Chi mi ha insegnato che Libertà è piccola e bionda

postato il 20 Giu 2012 in Main thread
da Vobby

Un secchione come me, appassionato di letteratura greca, che si tratti di quella arcaica come di quella classica, impegnato lettore di poemi epici e tragedie, appena ha appreso quale fosse il nuovo argomento del mese non ha potuto fare a meno di pensare al potente eroe Hercules, inquadrato durante le mitiche scene di allenamento con il satiro Filottete, suo maestro. Poi subito dopo a Mulan, nella parte altrettanto emozionante dell’allenamento, condotto dal giovane e aitante capitano Shang. Colpevolmente, devo ammettere di non aver pensato subito a Kung Fu Panda, nonostante fosse piuttosto ovvio (“vuoi tu apprendere il kung fu? Allora io sono il tuo Maestro!”).
Successivamente mi è venuto in mente Socrate, che rappresenta la figura ideale del maestro, immagine che ha attraversato tutta la storia occidentale, quella del sapiente, anziano e barbuto filosofo, coerente con i suoi insegnamenti fino alla morte, continuamente dedito al miglioramento e alla penetrazione dei suoi fortunati discepoli.
Da Socrate sono passato a pensare ad Eschilo, il primo dei tre grandi tragediografi, l’autore che i suoi concittadini, sopra tutti, ritenevano il migliore dei maestri, colui che aveva insegnato e diffuso le antiche virtù all’interno della polis.
L’età classica è maestra per chiunque decida di avvicinarvisi, inevitabilmente, e io stesso devo molto di quello che sono, e che so, alle sue tragedie. Ma non è Eschilo l’autore che preferisco.

ELENCO FORNITO:
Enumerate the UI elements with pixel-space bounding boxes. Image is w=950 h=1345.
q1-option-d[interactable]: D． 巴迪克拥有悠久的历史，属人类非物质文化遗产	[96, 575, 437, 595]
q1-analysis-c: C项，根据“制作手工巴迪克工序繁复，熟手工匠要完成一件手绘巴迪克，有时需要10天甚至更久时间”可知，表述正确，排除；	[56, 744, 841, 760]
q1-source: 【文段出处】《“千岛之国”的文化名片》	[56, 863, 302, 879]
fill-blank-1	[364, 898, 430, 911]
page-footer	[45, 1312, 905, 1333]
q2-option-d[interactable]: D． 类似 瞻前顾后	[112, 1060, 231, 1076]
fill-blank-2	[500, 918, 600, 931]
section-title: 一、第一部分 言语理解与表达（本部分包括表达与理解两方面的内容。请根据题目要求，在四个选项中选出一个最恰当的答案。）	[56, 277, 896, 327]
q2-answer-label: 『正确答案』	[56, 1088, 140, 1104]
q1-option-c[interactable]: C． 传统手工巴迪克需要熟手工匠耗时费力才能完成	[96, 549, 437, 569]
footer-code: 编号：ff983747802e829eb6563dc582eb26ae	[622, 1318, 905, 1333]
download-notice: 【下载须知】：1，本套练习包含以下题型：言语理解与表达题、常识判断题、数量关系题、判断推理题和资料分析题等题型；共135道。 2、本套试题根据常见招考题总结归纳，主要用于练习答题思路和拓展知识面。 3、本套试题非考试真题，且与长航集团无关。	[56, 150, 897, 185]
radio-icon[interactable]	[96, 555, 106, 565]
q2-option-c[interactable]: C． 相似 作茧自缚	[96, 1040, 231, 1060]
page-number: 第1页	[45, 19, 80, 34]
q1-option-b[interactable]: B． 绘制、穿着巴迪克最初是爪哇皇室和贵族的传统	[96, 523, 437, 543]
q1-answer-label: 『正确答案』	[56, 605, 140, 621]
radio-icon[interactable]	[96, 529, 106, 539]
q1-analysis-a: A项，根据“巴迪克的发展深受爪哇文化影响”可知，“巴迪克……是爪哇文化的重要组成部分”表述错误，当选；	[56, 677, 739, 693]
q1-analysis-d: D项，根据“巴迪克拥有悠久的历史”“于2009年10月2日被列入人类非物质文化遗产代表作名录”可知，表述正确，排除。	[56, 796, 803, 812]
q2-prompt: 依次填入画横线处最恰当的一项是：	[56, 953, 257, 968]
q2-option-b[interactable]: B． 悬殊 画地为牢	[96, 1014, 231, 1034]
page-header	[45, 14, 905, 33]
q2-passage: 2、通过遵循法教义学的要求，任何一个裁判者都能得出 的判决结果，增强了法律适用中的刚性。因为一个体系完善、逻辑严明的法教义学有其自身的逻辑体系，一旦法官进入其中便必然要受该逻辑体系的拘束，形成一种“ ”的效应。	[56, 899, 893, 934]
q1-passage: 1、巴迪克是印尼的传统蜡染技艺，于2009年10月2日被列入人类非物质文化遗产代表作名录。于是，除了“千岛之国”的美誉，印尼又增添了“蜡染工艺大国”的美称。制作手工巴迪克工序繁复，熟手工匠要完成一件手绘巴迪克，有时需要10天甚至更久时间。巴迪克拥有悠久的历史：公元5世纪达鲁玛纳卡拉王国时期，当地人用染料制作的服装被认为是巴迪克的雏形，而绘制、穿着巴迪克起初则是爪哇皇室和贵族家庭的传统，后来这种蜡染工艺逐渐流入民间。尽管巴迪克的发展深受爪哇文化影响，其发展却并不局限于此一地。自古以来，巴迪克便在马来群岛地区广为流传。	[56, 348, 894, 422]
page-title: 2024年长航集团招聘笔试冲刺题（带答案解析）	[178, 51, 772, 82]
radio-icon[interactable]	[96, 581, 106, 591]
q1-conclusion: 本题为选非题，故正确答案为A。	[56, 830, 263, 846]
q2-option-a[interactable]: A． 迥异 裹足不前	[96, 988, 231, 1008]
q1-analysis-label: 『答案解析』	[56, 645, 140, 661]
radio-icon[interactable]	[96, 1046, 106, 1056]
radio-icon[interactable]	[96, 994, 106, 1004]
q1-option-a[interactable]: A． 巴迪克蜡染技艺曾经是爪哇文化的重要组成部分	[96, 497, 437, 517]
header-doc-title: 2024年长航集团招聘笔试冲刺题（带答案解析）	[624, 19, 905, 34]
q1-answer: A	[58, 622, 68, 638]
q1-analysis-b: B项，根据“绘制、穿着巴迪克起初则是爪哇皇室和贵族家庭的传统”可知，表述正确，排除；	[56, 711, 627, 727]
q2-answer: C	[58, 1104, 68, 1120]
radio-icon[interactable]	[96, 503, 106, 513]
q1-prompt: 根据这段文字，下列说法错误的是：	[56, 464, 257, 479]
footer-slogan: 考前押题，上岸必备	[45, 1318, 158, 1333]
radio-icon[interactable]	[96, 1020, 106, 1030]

LAVORO RICHIESTO: Riproduci per intero il post sui maestri, parola per parola e senza alcuna modifica. L'elenco è materiale a sé, distinto dal post sui maestri.

RISPOSTA AL COMPITO:
Chi mi ha insegnato che Libertà è piccola e bionda

postato il 20 Giu 2012 in Main thread
da Vobby

Un secchione come me, appassionato di letteratura greca, che si tratti di quella arcaica come di quella classica, impegnato lettore di poemi epici e tragedie, appena ha appreso quale fosse il nuovo argomento del mese non ha potuto fare a meno di pensare al potente eroe Hercules, inquadrato durante le mitiche scene di allenamento con il satiro Filottete, suo maestro. Poi subito dopo a Mulan, nella parte altrettanto emozionante dell’allenamento, condotto dal giovane e aitante capitano Shang. Colpevolmente, devo ammettere di non aver pensato subito a Kung Fu Panda, nonostante fosse piuttosto ovvio (“vuoi tu apprendere il kung fu? Allora io sono il tuo Maestro!”).
Successivamente mi è venuto in mente Socrate, che rappresenta la figura ideale del maestro, immagine che ha attraversato tutta la storia occidentale, quella del sapiente, anziano e barbuto filosofo, coerente con i suoi insegnamenti fino alla morte, continuamente dedito al miglioramento e alla penetrazione dei suoi fortunati discepoli.
Da Socrate sono passato a pensare ad Eschilo, il primo dei tre grandi tragediografi, l’autore che i suoi concittadini, sopra tutti, ritenevano il migliore dei maestri, colui che aveva insegnato e diffuso le antiche virtù all’interno della polis.
L’età classica è maestra per chiunque decida di avvicinarvisi, inevitabilmente, e io stesso devo molto di quello che sono, e che so, alle sue tragedie. Ma non è Eschilo l’autore che preferisco.